## DESCRIPTION OF THE TASK
Exclude the pictures and reproduce the remaining data exactly as written.

## SUPPLIED MATERIAL
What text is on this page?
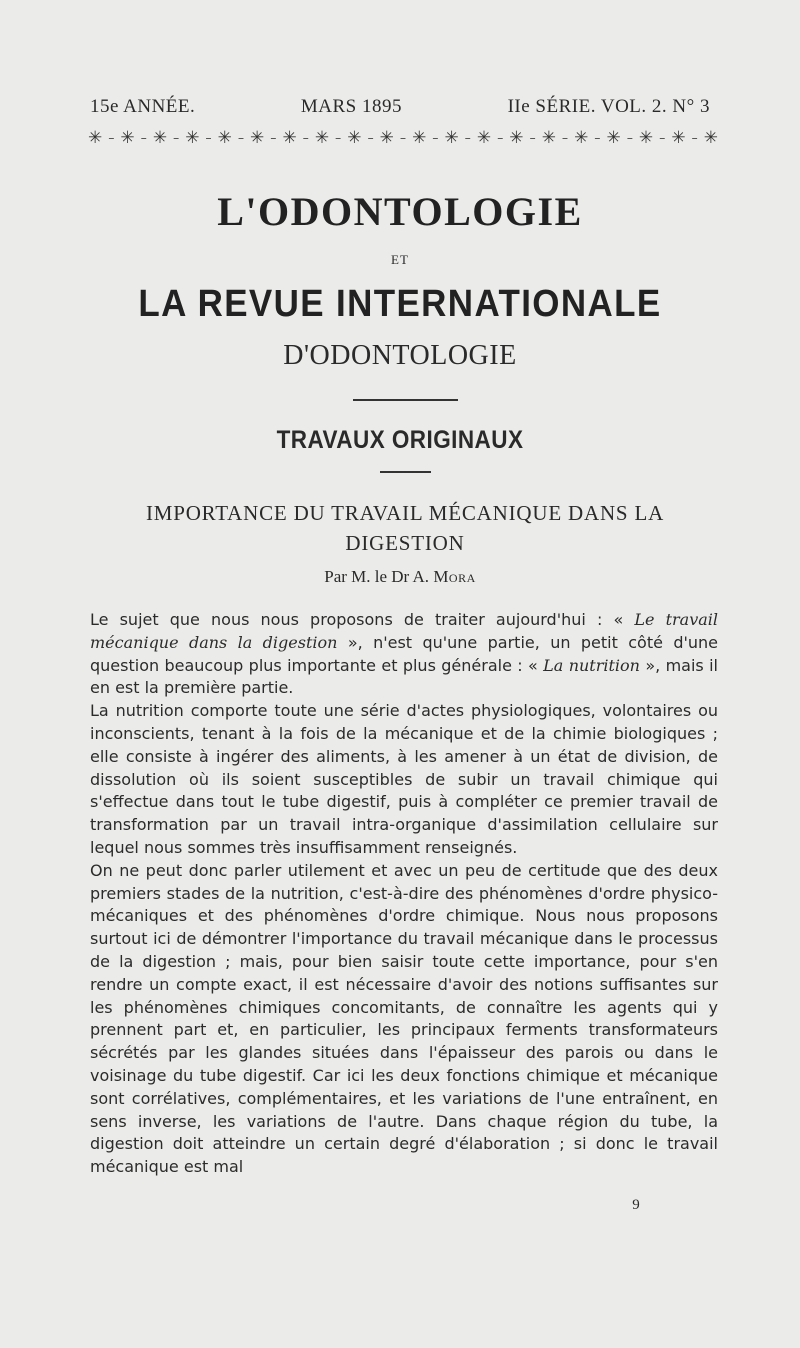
15e ANNÉE.	MARS 1895	IIe SÉRIE. VOL. 2. N° 3
✳ – ✳ – ✳ – ✳ – ✳ – ✳ – ✳ – ✳ – ✳ – ✳ – ✳ – ✳ – ✳ – ✳ – ✳ – ✳ – ✳ – ✳ – ✳ – ✳
L'ODONTOLOGIE
ET
LA REVUE INTERNATIONALE
D'ODONTOLOGIE
TRAVAUX ORIGINAUX
IMPORTANCE DU TRAVAIL MÉCANIQUE DANS LA DIGESTION
Par M. le Dr A. Mora

Le sujet que nous nous proposons de traiter aujourd'hui : « Le travail mécanique dans la digestion », n'est qu'une partie, un petit côté d'une question beaucoup plus importante et plus générale : « La nutrition », mais il en est la première partie.

La nutrition comporte toute une série d'actes physiologiques, volontaires ou inconscients, tenant à la fois de la mécanique et de la chimie biologiques ; elle consiste à ingérer des aliments, à les amener à un état de division, de dissolution où ils soient susceptibles de subir un travail chimique qui s'effectue dans tout le tube digestif, puis à compléter ce premier travail de transformation par un travail intra-organique d'assimilation cellulaire sur lequel nous sommes très insuffisamment renseignés.

On ne peut donc parler utilement et avec un peu de certitude que des deux premiers stades de la nutrition, c'est-à-dire des phénomènes d'ordre physico-mécaniques et des phénomènes d'ordre chimique. Nous nous proposons surtout ici de démontrer l'importance du travail mécanique dans le processus de la digestion ; mais, pour bien saisir toute cette importance, pour s'en rendre un compte exact, il est nécessaire d'avoir des notions suffisantes sur les phénomènes chimiques concomitants, de connaître les agents qui y prennent part et, en particulier, les principaux ferments transformateurs sécrétés par les glandes situées dans l'épaisseur des parois ou dans le voisinage du tube digestif. Car ici les deux fonctions chimique et mécanique sont corrélatives, complémentaires, et les variations de l'une entraînent, en sens inverse, les variations de l'autre. Dans chaque région du tube, la digestion doit atteindre un certain degré d'élaboration ; si donc le travail mécanique est mal

9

## TASK RESPONSE
What text is on this page?
15e ANNÉE.	MARS 1895	IIe SÉRIE. VOL. 2. N° 3
✳ – ✳ – ✳ – ✳ – ✳ – ✳ – ✳ – ✳ – ✳ – ✳ – ✳ – ✳ – ✳ – ✳ – ✳ – ✳ – ✳ – ✳ – ✳ – ✳
L'ODONTOLOGIE
ET
LA REVUE INTERNATIONALE
D'ODONTOLOGIE
TRAVAUX ORIGINAUX
IMPORTANCE DU TRAVAIL MÉCANIQUE DANS LA DIGESTION
Par M. le Dr A. Mora

Le sujet que nous nous proposons de traiter aujourd'hui : « Le travail mécanique dans la digestion », n'est qu'une partie, un petit côté d'une question beaucoup plus importante et plus générale : « La nutrition », mais il en est la première partie.

La nutrition comporte toute une série d'actes physiologiques, volontaires ou inconscients, tenant à la fois de la mécanique et de la chimie biologiques ; elle consiste à ingérer des aliments, à les amener à un état de division, de dissolution où ils soient susceptibles de subir un travail chimique qui s'effectue dans tout le tube digestif, puis à compléter ce premier travail de transformation par un travail intra-organique d'assimilation cellulaire sur lequel nous sommes très insuffisamment renseignés.

On ne peut donc parler utilement et avec un peu de certitude que des deux premiers stades de la nutrition, c'est-à-dire des phénomènes d'ordre physico-mécaniques et des phénomènes d'ordre chimique. Nous nous proposons surtout ici de démontrer l'importance du travail mécanique dans le processus de la digestion ; mais, pour bien saisir toute cette importance, pour s'en rendre un compte exact, il est nécessaire d'avoir des notions suffisantes sur les phénomènes chimiques concomitants, de connaître les agents qui y prennent part et, en particulier, les principaux ferments transformateurs sécrétés par les glandes situées dans l'épaisseur des parois ou dans le voisinage du tube digestif. Car ici les deux fonctions chimique et mécanique sont corrélatives, complémentaires, et les variations de l'une entraînent, en sens inverse, les variations de l'autre. Dans chaque région du tube, la digestion doit atteindre un certain degré d'élaboration ; si donc le travail mécanique est mal

9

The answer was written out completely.